Stored data:

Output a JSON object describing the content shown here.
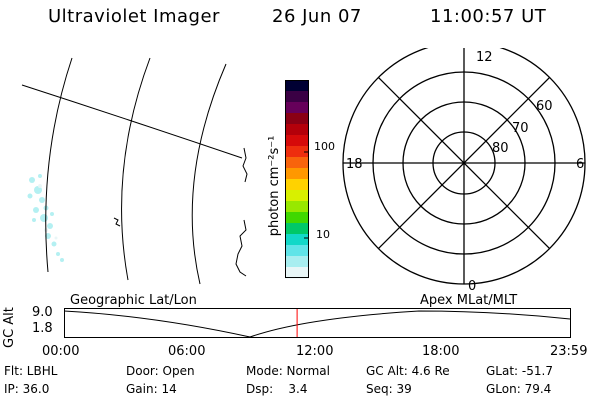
{
  "header": {
    "title": "Ultraviolet Imager",
    "date": "26 Jun 07",
    "time": "11:00:57 UT"
  },
  "colorbar": {
    "unit_label": "photon cm⁻²s⁻¹",
    "tick_labels": [
      "100",
      "10"
    ],
    "colors": [
      "#000033",
      "#3a0044",
      "#66005a",
      "#8a0014",
      "#b4000a",
      "#d60a0a",
      "#ee2e0e",
      "#f8640c",
      "#ff9800",
      "#ffd200",
      "#d8f000",
      "#98e800",
      "#40d800",
      "#00c868",
      "#12d8c8",
      "#60e4e8",
      "#a8eef0",
      "#e8f6f7"
    ]
  },
  "polar_grid": {
    "mlt_labels": [
      "12",
      "18",
      "6",
      "0"
    ],
    "lat_labels": [
      "60",
      "70",
      "80"
    ]
  },
  "timeline": {
    "left_title": "Geographic Lat/Lon",
    "right_title": "Apex  MLat/MLT",
    "axis_label": "GC Alt",
    "y_max": "9.0",
    "y_min": "1.8",
    "x_ticks": [
      "00:00",
      "06:00",
      "12:00",
      "18:00",
      "23:59"
    ],
    "current_time_fraction": 0.4597
  },
  "info": [
    [
      "Flt: LBHL",
      "Door: Open",
      "Mode: Normal",
      "GC Alt: 4.6 Re",
      "GLat: -51.7"
    ],
    [
      "IP: 36.0",
      "Gain: 14",
      "Dsp:    3.4",
      "Seq: 39",
      "GLon: 79.4"
    ]
  ]
}
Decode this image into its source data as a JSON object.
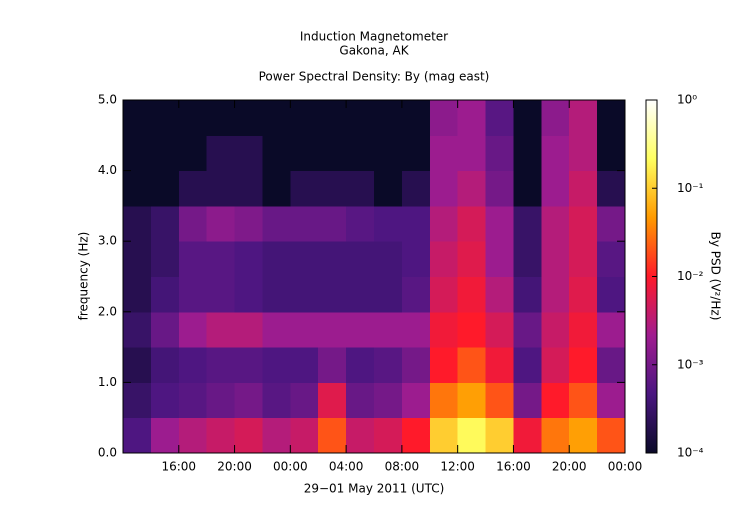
{
  "chart_data": {
    "type": "heatmap",
    "title": "Induction Magnetometer",
    "subtitle": "Gakona, AK",
    "plot_title": "Power Spectral Density: By (mag east)",
    "x_label": "29−01 May 2011 (UTC)",
    "y_label": "frequency (Hz)",
    "colorbar_label": "By PSD (V²/Hz)",
    "x_bins": [
      0,
      2,
      4,
      6,
      8,
      10,
      12,
      14,
      16,
      18,
      20,
      22,
      24,
      26,
      28,
      30,
      32,
      34,
      36
    ],
    "y_bins": [
      0,
      0.5,
      1,
      1.5,
      2,
      2.5,
      3,
      3.5,
      4,
      4.5,
      5
    ],
    "z": [
      [
        0.0005,
        0.002,
        0.003,
        0.004,
        0.005,
        0.003,
        0.004,
        0.02,
        0.004,
        0.005,
        0.01,
        0.1,
        0.2,
        0.1,
        0.008,
        0.03,
        0.05,
        0.02
      ],
      [
        0.0003,
        0.0005,
        0.0006,
        0.0008,
        0.001,
        0.0006,
        0.0008,
        0.006,
        0.0008,
        0.001,
        0.002,
        0.03,
        0.05,
        0.02,
        0.001,
        0.01,
        0.02,
        0.002
      ],
      [
        0.0002,
        0.0004,
        0.0005,
        0.0006,
        0.0006,
        0.0005,
        0.0005,
        0.001,
        0.0005,
        0.0006,
        0.001,
        0.01,
        0.02,
        0.008,
        0.0005,
        0.005,
        0.01,
        0.0008
      ],
      [
        0.0003,
        0.0008,
        0.002,
        0.003,
        0.003,
        0.002,
        0.002,
        0.002,
        0.002,
        0.002,
        0.002,
        0.008,
        0.01,
        0.005,
        0.0008,
        0.004,
        0.008,
        0.002
      ],
      [
        0.0002,
        0.0004,
        0.0006,
        0.0006,
        0.0005,
        0.0004,
        0.0004,
        0.0004,
        0.0004,
        0.0004,
        0.0006,
        0.005,
        0.008,
        0.003,
        0.0004,
        0.003,
        0.006,
        0.0005
      ],
      [
        0.0002,
        0.0003,
        0.0006,
        0.0006,
        0.0005,
        0.0004,
        0.0004,
        0.0004,
        0.0004,
        0.0004,
        0.0005,
        0.004,
        0.006,
        0.002,
        0.0003,
        0.003,
        0.005,
        0.0006
      ],
      [
        0.0002,
        0.0003,
        0.001,
        0.0015,
        0.0012,
        0.0008,
        0.0008,
        0.0008,
        0.0006,
        0.0005,
        0.0005,
        0.003,
        0.005,
        0.002,
        0.0003,
        0.003,
        0.005,
        0.001
      ],
      [
        0.0001,
        0.0001,
        0.0002,
        0.0002,
        0.0002,
        0.0001,
        0.0002,
        0.0002,
        0.0002,
        0.0001,
        0.0002,
        0.002,
        0.003,
        0.001,
        0.0001,
        0.002,
        0.004,
        0.0002
      ],
      [
        0.0001,
        0.0001,
        0.0001,
        0.0002,
        0.0002,
        0.0001,
        0.0001,
        0.0001,
        0.0001,
        0.0001,
        0.0001,
        0.002,
        0.002,
        0.0008,
        0.0001,
        0.002,
        0.003,
        0.0001
      ],
      [
        0.0001,
        0.0001,
        0.0001,
        0.0001,
        0.0001,
        0.0001,
        0.0001,
        0.0001,
        0.0001,
        0.0001,
        0.0001,
        0.0015,
        0.002,
        0.0006,
        0.0001,
        0.0015,
        0.003,
        0.0001
      ]
    ],
    "xlim": [
      0,
      36
    ],
    "xticks": [
      {
        "value": 4,
        "label": "16:00"
      },
      {
        "value": 8,
        "label": "20:00"
      },
      {
        "value": 12,
        "label": "00:00"
      },
      {
        "value": 16,
        "label": "04:00"
      },
      {
        "value": 20,
        "label": "08:00"
      },
      {
        "value": 24,
        "label": "12:00"
      },
      {
        "value": 28,
        "label": "16:00"
      },
      {
        "value": 32,
        "label": "20:00"
      },
      {
        "value": 36,
        "label": "00:00"
      }
    ],
    "ylim": [
      0,
      5
    ],
    "yticks": [
      {
        "value": 0,
        "label": "0.0"
      },
      {
        "value": 1,
        "label": "1.0"
      },
      {
        "value": 2,
        "label": "2.0"
      },
      {
        "value": 3,
        "label": "3.0"
      },
      {
        "value": 4,
        "label": "4.0"
      },
      {
        "value": 5,
        "label": "5.0"
      }
    ],
    "clim": [
      0.0001,
      1
    ],
    "cticks": [
      {
        "value": 0.0001,
        "label": "10⁻⁴"
      },
      {
        "value": 0.001,
        "label": "10⁻³"
      },
      {
        "value": 0.01,
        "label": "10⁻²"
      },
      {
        "value": 0.1,
        "label": "10⁻¹"
      },
      {
        "value": 1,
        "label": "10⁰"
      }
    ],
    "color_log_scale": true,
    "colormap": [
      "#0a0a28",
      "#4a1680",
      "#a01c90",
      "#ff1a2a",
      "#ff9a00",
      "#ffff60",
      "#ffffff"
    ]
  }
}
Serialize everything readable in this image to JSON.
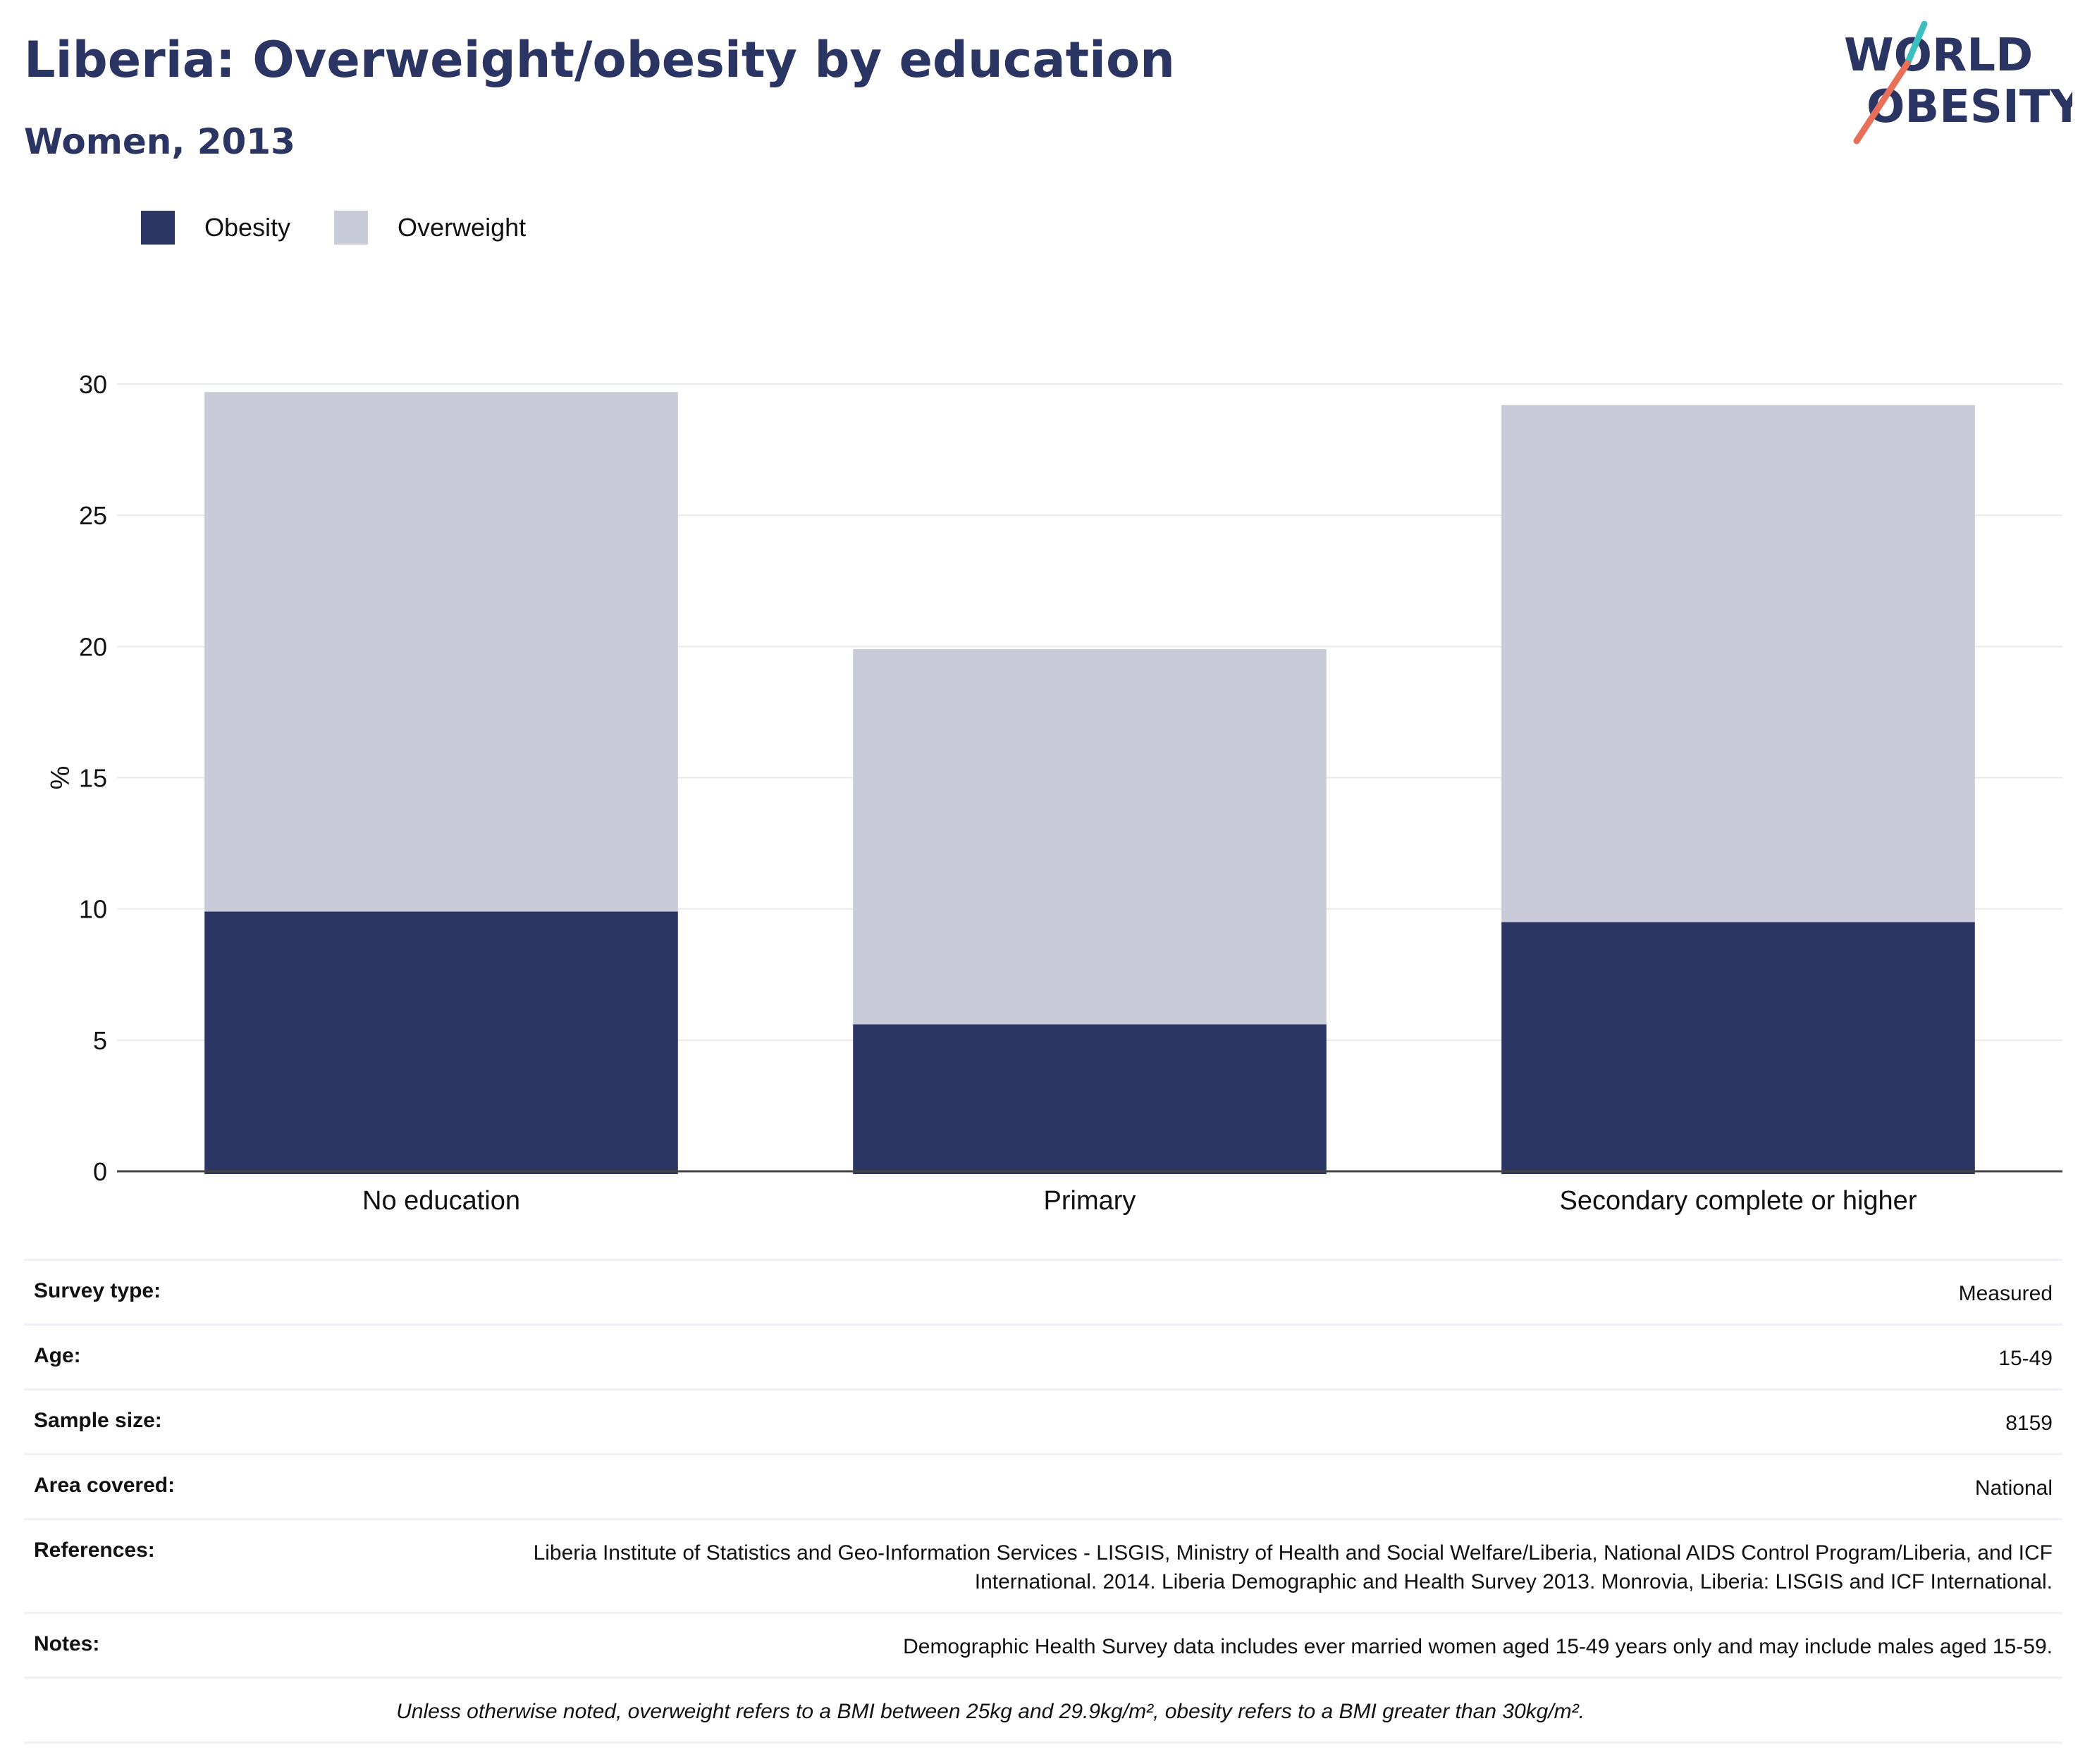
{
  "header": {
    "title": "Liberia: Overweight/obesity by education",
    "subtitle": "Women, 2013"
  },
  "logo": {
    "line1": "WORLD",
    "line2": "OBESITY",
    "accent_teal": "#3cbfbf",
    "accent_coral": "#e8705a"
  },
  "colors": {
    "obesity": "#2b3664",
    "overweight": "#c9ccd8",
    "text_primary": "#2b3563"
  },
  "chart_data": {
    "type": "bar",
    "stacked": true,
    "categories": [
      "No education",
      "Primary",
      "Secondary complete or higher"
    ],
    "series": [
      {
        "name": "Obesity",
        "values": [
          9.9,
          5.6,
          9.5
        ],
        "color": "#2b3664"
      },
      {
        "name": "Overweight",
        "values": [
          19.8,
          14.3,
          19.7
        ],
        "color": "#c9ccd8"
      }
    ],
    "ylabel": "%",
    "ylim": [
      0,
      30
    ],
    "yticks": [
      0,
      5,
      10,
      15,
      20,
      25,
      30
    ],
    "grid": true,
    "legend": "top-left"
  },
  "info": {
    "rows": [
      {
        "label": "Survey type:",
        "value": "Measured"
      },
      {
        "label": "Age:",
        "value": "15-49"
      },
      {
        "label": "Sample size:",
        "value": "8159"
      },
      {
        "label": "Area covered:",
        "value": "National"
      },
      {
        "label": "References:",
        "value": "Liberia Institute of Statistics and Geo-Information Services - LISGIS, Ministry of Health and Social Welfare/Liberia, National AIDS Control Program/Liberia, and ICF International. 2014. Liberia Demographic and Health Survey 2013. Monrovia, Liberia: LISGIS and ICF International."
      },
      {
        "label": "Notes:",
        "value": "Demographic Health Survey data includes ever married women aged 15-49 years only and may include males aged 15-59."
      }
    ],
    "footnote": "Unless otherwise noted, overweight refers to a BMI between 25kg and 29.9kg/m², obesity refers to a BMI greater than 30kg/m²."
  }
}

Task objective: Pick out the lines that include the word "true" and write them out.

Reply to the task:
    "color_log_scale": true,
    "stacked": true,
    "grid": true,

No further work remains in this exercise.